▶ _Input for this task_
=== Section Start ===
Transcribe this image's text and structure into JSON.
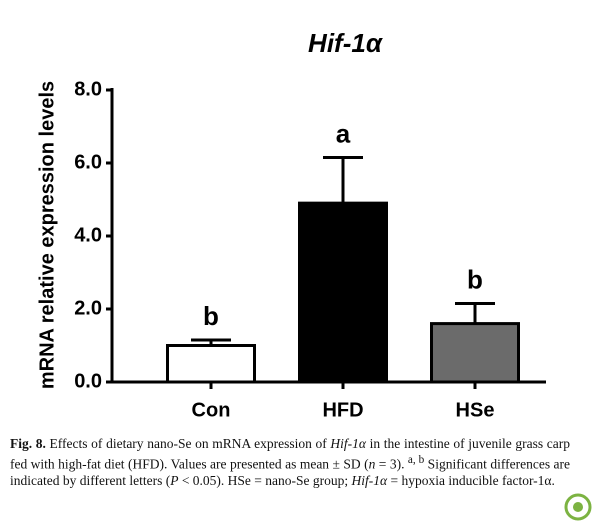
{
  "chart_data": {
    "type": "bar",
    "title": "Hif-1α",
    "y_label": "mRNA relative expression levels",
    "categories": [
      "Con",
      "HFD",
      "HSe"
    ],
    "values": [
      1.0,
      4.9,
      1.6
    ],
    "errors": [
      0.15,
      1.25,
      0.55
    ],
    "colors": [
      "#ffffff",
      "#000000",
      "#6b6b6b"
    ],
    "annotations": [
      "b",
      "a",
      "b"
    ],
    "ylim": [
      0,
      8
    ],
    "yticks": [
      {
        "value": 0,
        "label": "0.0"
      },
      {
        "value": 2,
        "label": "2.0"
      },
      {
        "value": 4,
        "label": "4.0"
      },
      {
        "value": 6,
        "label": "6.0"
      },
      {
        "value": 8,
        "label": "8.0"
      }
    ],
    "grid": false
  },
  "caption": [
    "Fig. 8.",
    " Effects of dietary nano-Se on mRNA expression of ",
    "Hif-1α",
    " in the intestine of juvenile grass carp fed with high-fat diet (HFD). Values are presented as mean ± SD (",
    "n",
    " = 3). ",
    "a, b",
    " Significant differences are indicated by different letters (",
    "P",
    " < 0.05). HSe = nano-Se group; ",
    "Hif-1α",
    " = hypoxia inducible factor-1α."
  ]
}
=== Section End ===
▶ _Your assignment_
Copy the material above word for word, images excluded.

▶ _Problem solution_
Transcribe this image's text and structure into JSON.
{
  "chart_data": {
    "type": "bar",
    "title": "Hif-1α",
    "y_label": "mRNA relative expression levels",
    "categories": [
      "Con",
      "HFD",
      "HSe"
    ],
    "values": [
      1.0,
      4.9,
      1.6
    ],
    "errors": [
      0.15,
      1.25,
      0.55
    ],
    "colors": [
      "#ffffff",
      "#000000",
      "#6b6b6b"
    ],
    "annotations": [
      "b",
      "a",
      "b"
    ],
    "ylim": [
      0,
      8
    ],
    "yticks": [
      {
        "value": 0,
        "label": "0.0"
      },
      {
        "value": 2,
        "label": "2.0"
      },
      {
        "value": 4,
        "label": "4.0"
      },
      {
        "value": 6,
        "label": "6.0"
      },
      {
        "value": 8,
        "label": "8.0"
      }
    ],
    "grid": false
  },
  "caption": [
    "Fig. 8.",
    " Effects of dietary nano-Se on mRNA expression of ",
    "Hif-1α",
    " in the intestine of juvenile grass carp fed with high-fat diet (HFD). Values are presented as mean ± SD (",
    "n",
    " = 3). ",
    "a, b",
    " Significant differences are indicated by different letters (",
    "P",
    " < 0.05). HSe = nano-Se group; ",
    "Hif-1α",
    " = hypoxia inducible factor-1α."
  ]
}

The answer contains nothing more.